Pick every line with "ylabel" from the material below.

* **DATA LISTING**:

····················

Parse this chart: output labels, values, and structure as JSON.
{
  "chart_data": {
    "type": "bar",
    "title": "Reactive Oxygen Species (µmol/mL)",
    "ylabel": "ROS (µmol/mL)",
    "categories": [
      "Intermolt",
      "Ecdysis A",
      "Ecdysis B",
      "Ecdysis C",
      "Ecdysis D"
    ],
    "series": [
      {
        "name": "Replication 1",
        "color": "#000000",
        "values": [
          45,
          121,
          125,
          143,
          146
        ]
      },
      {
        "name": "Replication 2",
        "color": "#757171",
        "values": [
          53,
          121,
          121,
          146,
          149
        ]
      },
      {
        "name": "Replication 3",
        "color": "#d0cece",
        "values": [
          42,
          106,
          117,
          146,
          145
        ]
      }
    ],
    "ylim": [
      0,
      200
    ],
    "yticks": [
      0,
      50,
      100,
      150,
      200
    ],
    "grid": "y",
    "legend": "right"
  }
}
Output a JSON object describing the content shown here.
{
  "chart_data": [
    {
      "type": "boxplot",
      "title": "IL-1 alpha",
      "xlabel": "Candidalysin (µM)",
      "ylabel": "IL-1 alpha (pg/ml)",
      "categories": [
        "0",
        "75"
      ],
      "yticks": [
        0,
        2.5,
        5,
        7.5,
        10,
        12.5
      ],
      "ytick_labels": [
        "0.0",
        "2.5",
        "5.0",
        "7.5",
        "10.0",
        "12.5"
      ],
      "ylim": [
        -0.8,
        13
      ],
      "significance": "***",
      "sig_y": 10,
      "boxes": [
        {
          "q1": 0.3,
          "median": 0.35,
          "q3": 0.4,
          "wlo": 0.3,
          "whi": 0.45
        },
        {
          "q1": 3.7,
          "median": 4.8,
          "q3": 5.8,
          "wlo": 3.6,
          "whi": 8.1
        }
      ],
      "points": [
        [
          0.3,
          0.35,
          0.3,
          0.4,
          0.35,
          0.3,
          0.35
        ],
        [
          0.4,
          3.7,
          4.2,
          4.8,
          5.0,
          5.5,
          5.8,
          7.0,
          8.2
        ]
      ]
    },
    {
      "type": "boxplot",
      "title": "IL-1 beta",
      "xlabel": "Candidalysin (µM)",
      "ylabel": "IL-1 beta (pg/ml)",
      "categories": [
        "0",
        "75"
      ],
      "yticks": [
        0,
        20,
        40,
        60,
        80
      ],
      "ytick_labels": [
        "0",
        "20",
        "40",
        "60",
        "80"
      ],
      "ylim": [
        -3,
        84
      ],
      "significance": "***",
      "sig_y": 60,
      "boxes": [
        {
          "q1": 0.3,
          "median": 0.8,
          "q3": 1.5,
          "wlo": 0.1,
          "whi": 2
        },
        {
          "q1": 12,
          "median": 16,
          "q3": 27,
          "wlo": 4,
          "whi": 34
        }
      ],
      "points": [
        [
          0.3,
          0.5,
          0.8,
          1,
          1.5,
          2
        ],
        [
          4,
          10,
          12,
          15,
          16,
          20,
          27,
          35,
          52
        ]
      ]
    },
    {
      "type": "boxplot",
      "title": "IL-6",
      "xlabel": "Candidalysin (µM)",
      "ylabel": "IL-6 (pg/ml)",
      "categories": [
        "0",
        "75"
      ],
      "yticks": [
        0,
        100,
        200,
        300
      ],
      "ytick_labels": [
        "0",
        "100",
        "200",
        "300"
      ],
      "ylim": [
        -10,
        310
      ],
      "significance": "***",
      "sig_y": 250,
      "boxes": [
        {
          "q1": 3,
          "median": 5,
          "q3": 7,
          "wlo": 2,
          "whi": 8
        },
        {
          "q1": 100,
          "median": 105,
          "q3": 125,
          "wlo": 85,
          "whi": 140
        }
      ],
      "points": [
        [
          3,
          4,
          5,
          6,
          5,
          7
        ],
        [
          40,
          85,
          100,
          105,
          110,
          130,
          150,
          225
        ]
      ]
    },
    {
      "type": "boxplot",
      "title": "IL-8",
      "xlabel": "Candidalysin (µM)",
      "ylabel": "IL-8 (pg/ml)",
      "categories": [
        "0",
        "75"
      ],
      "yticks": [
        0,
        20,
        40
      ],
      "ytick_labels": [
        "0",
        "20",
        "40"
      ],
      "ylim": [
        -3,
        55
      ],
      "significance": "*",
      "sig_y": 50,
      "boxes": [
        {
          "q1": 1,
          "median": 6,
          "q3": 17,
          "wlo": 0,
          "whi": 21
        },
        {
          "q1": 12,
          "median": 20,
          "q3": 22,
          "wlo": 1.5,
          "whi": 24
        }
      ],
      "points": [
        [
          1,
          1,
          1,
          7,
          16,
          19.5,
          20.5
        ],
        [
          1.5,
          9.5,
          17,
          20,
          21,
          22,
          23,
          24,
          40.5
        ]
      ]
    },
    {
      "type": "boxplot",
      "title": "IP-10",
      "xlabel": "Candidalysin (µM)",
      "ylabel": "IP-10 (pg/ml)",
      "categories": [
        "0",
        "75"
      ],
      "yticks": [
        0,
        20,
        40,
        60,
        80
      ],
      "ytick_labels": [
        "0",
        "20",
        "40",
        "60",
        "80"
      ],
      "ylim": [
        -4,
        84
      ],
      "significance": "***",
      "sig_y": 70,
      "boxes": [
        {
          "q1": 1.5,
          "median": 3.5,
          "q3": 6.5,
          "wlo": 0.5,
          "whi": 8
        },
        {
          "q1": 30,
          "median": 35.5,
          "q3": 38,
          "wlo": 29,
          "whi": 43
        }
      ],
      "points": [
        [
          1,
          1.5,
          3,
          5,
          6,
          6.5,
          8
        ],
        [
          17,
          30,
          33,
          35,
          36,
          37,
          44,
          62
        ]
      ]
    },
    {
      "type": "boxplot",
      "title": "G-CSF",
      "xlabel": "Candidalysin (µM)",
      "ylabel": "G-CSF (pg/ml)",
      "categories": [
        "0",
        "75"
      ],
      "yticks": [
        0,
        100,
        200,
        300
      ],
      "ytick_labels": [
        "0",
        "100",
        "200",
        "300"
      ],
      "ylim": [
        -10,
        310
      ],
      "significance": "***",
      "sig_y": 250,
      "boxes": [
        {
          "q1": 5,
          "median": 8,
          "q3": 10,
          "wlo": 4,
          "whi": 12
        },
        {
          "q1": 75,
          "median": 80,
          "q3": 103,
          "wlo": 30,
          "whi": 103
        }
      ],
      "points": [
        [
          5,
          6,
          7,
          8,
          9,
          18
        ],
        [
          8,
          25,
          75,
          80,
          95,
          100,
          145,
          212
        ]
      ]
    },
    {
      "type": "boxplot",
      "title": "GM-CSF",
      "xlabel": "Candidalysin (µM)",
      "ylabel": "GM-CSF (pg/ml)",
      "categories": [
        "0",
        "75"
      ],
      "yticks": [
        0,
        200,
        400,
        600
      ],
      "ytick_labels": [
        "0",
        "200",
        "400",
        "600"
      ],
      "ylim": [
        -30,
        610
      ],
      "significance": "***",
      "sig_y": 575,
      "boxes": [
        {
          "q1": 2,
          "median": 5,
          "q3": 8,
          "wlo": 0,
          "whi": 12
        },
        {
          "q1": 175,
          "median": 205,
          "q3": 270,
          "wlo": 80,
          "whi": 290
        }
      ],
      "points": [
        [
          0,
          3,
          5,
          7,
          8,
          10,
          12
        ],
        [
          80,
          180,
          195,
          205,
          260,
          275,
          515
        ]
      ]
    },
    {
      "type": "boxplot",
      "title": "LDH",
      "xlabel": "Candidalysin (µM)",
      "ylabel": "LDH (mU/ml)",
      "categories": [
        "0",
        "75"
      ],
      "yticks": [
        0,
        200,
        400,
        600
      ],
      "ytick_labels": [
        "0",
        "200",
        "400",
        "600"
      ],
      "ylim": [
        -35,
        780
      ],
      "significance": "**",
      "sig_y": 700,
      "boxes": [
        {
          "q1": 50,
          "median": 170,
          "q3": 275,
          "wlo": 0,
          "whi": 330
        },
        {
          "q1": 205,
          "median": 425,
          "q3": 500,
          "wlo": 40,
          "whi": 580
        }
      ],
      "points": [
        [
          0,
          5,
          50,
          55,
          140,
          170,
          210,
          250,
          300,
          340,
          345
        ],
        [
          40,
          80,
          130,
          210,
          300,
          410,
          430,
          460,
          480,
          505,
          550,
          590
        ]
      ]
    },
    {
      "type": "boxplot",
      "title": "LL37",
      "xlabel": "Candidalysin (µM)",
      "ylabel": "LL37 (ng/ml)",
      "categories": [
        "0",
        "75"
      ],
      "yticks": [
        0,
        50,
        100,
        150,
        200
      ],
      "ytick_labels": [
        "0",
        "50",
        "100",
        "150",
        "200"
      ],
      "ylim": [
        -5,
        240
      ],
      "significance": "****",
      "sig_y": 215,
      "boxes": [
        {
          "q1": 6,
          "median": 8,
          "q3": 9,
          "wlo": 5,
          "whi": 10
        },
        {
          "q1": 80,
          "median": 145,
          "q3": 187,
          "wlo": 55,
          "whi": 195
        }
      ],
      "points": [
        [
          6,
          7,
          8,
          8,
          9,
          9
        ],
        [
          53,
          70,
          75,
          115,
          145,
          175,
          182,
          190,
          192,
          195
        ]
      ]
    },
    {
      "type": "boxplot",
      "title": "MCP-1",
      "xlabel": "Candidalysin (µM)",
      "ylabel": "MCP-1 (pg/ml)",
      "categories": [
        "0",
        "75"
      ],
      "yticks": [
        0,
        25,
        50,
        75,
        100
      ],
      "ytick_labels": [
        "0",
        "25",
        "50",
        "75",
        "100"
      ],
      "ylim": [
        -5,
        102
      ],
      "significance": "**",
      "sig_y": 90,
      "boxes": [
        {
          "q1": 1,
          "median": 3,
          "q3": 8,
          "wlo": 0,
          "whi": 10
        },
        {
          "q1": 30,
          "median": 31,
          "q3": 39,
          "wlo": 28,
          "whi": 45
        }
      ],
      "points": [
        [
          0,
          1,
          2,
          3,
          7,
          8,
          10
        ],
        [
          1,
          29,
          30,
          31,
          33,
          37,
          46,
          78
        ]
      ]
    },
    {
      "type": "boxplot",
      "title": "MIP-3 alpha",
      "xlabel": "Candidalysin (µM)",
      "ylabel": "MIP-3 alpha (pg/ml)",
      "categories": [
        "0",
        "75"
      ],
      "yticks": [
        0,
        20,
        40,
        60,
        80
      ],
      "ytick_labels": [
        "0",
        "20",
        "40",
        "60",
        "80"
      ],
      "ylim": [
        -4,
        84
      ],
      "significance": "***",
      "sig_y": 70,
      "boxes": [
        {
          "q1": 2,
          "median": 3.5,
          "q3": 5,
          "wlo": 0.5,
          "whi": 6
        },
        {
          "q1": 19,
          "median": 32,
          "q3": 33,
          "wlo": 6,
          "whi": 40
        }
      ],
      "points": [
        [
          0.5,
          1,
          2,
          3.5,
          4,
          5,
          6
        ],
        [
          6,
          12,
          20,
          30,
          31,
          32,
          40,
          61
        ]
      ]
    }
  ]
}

····················

* **WORKED ANSWER**:
    "ylabel": "ROS (µmol/mL)",
      "ylabel": "IL-1 alpha (pg/ml)",
      "ylabel": "IL-1 beta (pg/ml)",
      "ylabel": "IL-6 (pg/ml)",
      "ylabel": "IL-8 (pg/ml)",
      "ylabel": "IP-10 (pg/ml)",
      "ylabel": "G-CSF (pg/ml)",
      "ylabel": "GM-CSF (pg/ml)",
      "ylabel": "LDH (mU/ml)",
      "ylabel": "LL37 (ng/ml)",
      "ylabel": "MCP-1 (pg/ml)",
      "ylabel": "MIP-3 alpha (pg/ml)",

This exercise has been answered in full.